WHAT THE EXERCISE ASKS: Look through the material below. Copy each line that contains the string "skilled".

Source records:
☆ ☆ ☆ ☆ ☆

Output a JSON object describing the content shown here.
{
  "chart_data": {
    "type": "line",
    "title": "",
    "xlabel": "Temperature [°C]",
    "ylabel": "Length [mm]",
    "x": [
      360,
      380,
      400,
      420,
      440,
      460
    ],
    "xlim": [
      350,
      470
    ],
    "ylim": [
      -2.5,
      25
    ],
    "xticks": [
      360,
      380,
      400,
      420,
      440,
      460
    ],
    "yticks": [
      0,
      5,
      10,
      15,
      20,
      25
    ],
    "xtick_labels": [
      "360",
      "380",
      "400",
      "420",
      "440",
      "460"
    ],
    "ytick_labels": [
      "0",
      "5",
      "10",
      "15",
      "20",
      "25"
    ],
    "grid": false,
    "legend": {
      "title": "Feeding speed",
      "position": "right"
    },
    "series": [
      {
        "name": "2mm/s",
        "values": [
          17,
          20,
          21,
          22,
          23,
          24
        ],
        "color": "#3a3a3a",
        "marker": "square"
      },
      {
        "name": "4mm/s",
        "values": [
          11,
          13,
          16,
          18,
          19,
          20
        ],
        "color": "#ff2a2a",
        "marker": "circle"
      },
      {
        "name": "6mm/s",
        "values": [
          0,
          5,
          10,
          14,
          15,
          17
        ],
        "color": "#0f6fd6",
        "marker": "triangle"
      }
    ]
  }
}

☆ ☆ ☆ ☆ ☆

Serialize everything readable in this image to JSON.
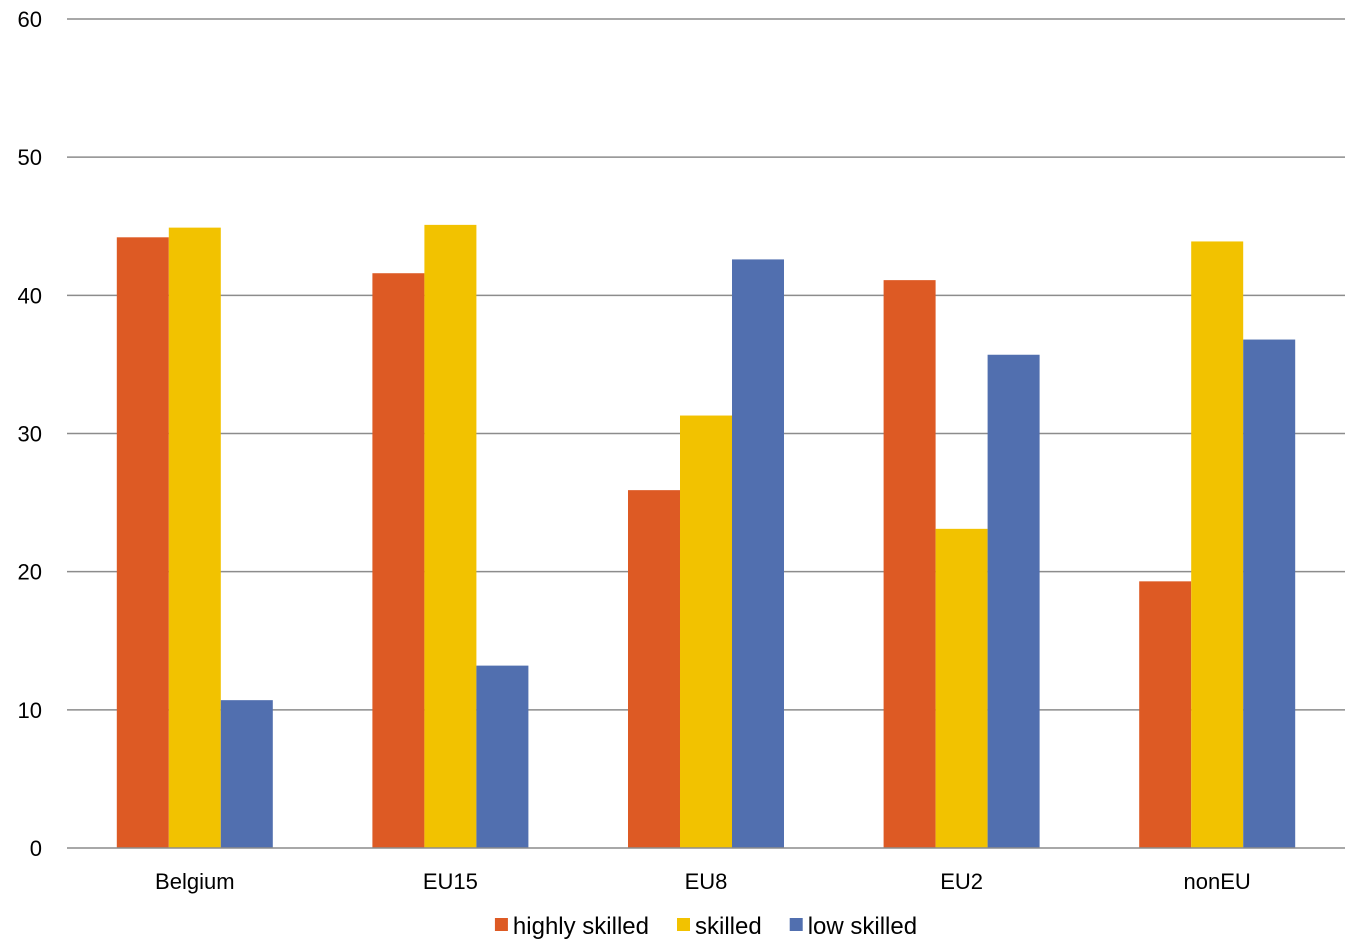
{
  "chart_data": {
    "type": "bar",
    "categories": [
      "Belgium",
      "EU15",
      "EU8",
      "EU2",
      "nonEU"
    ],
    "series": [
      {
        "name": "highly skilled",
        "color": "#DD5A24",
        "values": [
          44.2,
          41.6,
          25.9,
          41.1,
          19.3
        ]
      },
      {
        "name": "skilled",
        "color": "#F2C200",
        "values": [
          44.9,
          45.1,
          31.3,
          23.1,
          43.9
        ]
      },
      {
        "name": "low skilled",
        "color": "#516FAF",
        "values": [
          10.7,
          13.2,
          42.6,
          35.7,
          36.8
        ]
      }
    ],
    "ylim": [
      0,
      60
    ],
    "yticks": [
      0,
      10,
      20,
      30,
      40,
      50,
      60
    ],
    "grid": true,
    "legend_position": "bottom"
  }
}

☆ ☆ ☆ ☆ ☆

EXERCISE ANSWER:
        "name": "highly skilled",
        "name": "skilled",
        "name": "low skilled",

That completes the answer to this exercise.